→ **WHAT IS NEEDED**
Find the string "wicking" in the data, then copy every line where it is found.

'''

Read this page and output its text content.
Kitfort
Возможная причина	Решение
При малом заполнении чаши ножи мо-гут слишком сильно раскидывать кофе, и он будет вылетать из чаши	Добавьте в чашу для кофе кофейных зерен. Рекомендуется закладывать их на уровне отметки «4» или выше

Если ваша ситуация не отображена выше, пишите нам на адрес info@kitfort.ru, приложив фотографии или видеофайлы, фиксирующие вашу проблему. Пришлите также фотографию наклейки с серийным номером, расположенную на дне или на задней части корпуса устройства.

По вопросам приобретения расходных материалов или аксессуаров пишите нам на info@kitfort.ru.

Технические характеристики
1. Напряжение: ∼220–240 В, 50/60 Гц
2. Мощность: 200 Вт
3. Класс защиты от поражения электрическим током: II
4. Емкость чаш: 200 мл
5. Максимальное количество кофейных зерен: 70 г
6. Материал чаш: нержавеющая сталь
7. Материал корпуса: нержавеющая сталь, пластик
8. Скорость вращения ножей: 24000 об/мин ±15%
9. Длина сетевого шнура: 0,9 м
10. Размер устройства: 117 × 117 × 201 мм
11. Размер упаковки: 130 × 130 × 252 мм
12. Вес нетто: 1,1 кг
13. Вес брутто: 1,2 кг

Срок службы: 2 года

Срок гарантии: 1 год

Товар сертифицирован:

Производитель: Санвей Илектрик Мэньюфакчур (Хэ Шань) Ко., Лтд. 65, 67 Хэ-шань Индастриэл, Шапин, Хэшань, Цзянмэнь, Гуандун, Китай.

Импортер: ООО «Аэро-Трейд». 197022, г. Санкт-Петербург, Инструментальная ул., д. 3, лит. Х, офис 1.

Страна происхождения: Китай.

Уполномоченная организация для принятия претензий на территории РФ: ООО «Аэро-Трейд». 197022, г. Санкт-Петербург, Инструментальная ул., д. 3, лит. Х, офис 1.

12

'''
'''

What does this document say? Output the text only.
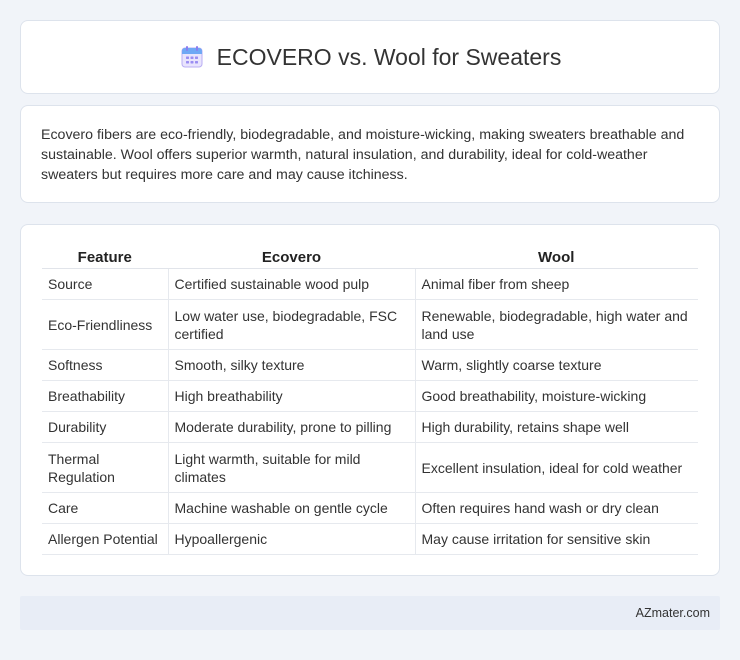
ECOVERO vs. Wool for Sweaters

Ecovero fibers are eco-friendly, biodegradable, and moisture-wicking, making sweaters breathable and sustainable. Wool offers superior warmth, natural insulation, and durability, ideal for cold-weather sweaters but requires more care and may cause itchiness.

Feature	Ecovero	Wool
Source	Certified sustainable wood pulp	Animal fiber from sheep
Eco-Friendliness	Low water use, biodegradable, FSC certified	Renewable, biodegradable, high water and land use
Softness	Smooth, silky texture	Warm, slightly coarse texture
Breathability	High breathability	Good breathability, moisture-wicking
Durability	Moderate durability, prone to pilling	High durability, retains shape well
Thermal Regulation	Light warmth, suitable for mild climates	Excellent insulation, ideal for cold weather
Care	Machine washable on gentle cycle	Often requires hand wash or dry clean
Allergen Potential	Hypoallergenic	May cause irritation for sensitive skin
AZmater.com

'''

→ **SOLUTION TO THE PROBLEM**
Ecovero fibers are eco-friendly, biodegradable, and moisture-wicking, making sweaters breathable and sustainable. Wool offers superior warmth, natural insulation, and durability, ideal for cold-weather sweaters but requires more care and may cause itchiness.
Breathability	High breathability	Good breathability, moisture-wicking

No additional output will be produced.